> _Work to be completed_
Give a count of the lines below that have the string "from" in them, with no other words.

[Data records]
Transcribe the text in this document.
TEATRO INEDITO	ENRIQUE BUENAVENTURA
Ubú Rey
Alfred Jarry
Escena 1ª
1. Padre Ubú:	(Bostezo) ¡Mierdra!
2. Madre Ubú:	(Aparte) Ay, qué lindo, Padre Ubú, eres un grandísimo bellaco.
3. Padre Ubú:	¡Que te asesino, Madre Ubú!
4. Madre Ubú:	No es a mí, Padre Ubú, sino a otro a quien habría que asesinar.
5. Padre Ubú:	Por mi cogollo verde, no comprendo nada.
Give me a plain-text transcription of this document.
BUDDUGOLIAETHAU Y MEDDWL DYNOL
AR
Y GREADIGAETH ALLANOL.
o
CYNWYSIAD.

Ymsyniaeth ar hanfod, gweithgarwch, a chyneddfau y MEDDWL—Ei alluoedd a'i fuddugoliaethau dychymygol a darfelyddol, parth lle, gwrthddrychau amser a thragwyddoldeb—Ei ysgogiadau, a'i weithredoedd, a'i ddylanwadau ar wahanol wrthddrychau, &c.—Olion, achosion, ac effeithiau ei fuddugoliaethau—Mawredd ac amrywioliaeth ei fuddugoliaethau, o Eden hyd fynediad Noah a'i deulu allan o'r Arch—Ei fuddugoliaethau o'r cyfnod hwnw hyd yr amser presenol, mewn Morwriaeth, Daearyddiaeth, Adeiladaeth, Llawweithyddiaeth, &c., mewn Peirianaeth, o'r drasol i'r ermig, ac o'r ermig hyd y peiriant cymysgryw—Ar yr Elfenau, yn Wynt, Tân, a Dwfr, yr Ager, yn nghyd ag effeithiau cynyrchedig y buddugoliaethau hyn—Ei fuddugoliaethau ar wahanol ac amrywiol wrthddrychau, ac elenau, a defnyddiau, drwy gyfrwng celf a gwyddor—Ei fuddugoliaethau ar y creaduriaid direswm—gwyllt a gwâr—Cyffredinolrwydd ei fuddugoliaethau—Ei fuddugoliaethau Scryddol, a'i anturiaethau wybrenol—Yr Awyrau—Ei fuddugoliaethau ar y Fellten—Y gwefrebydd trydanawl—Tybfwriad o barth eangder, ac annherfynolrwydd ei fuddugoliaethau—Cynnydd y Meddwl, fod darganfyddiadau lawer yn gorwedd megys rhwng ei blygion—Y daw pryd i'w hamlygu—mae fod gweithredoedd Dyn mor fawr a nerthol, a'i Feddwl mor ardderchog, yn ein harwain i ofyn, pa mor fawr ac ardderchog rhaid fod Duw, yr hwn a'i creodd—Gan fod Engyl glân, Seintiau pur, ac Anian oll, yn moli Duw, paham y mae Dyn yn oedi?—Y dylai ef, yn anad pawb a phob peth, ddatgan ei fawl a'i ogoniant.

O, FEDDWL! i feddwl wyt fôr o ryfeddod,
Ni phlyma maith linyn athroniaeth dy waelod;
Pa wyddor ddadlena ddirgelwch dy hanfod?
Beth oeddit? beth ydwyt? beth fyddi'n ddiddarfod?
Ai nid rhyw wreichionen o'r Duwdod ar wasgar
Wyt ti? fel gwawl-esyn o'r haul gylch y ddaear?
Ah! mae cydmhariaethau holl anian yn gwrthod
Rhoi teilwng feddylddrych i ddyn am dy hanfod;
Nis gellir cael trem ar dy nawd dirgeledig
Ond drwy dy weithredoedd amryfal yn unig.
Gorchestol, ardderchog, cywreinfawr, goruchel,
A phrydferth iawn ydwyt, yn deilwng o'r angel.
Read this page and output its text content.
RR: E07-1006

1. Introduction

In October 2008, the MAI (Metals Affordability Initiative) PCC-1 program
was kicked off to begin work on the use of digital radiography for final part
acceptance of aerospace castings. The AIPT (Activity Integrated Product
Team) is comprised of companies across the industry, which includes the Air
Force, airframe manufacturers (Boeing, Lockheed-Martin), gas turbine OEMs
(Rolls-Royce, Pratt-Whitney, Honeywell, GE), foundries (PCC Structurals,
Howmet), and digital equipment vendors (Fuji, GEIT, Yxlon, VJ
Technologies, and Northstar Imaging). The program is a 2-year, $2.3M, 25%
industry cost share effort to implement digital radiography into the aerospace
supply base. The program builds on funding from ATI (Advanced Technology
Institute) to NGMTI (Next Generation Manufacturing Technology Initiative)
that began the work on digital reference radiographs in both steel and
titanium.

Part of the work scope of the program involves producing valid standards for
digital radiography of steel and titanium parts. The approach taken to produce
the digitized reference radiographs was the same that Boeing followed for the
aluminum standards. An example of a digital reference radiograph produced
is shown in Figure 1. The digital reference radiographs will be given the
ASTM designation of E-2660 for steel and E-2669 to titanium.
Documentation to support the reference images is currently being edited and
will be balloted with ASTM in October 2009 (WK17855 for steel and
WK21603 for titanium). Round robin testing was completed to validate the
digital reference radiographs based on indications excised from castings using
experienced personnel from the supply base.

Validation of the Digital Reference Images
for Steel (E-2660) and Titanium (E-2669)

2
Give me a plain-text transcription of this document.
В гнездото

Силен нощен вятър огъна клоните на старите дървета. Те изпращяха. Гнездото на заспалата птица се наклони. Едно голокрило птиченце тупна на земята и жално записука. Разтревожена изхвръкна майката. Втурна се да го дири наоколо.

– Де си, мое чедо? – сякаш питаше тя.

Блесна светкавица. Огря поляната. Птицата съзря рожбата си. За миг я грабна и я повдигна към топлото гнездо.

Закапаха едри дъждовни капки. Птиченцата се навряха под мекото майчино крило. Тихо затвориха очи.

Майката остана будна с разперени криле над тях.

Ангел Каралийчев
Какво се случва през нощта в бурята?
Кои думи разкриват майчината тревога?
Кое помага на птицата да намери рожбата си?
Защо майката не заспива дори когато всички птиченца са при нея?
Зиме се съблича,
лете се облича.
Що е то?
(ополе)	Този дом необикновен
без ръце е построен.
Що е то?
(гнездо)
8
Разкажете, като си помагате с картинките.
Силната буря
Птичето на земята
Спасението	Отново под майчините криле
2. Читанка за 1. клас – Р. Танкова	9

> _Answer for this exercise_
3